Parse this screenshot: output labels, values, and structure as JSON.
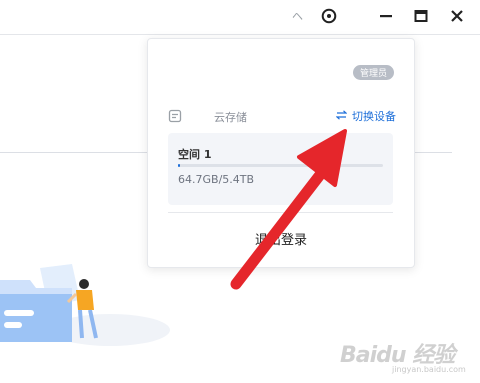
{
  "titlebar": {
    "redacted_text": "ヘ",
    "icons": [
      "settings-icon",
      "minimize-icon",
      "maximize-icon",
      "close-icon"
    ]
  },
  "popup": {
    "role_badge": "管理员",
    "storage_label": "云存储",
    "switch_device_label": "切换设备",
    "space": {
      "name": "空间 1",
      "usage": "64.7GB/5.4TB",
      "used_fraction": 0.012
    },
    "logout_label": "退出登录"
  },
  "watermark": {
    "text": "Baidu 经验",
    "sub": "jingyan.baidu.com"
  },
  "colors": {
    "accent": "#1e6fd9",
    "arrow": "#e5262b",
    "badge": "#b8bdc6"
  }
}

- Stated goal
Repeat the records in full, exactly as they appear, without the pictures.

- The solution
Parse this screenshot: output labels, values, and structure as JSON.
{
  "titlebar": {
    "redacted_text": "ヘ",
    "icons": [
      "settings-icon",
      "minimize-icon",
      "maximize-icon",
      "close-icon"
    ]
  },
  "popup": {
    "role_badge": "管理员",
    "storage_label": "云存储",
    "switch_device_label": "切换设备",
    "space": {
      "name": "空间 1",
      "usage": "64.7GB/5.4TB",
      "used_fraction": 0.012
    },
    "logout_label": "退出登录"
  },
  "watermark": {
    "text": "Baidu 经验",
    "sub": "jingyan.baidu.com"
  },
  "colors": {
    "accent": "#1e6fd9",
    "arrow": "#e5262b",
    "badge": "#b8bdc6"
  }
}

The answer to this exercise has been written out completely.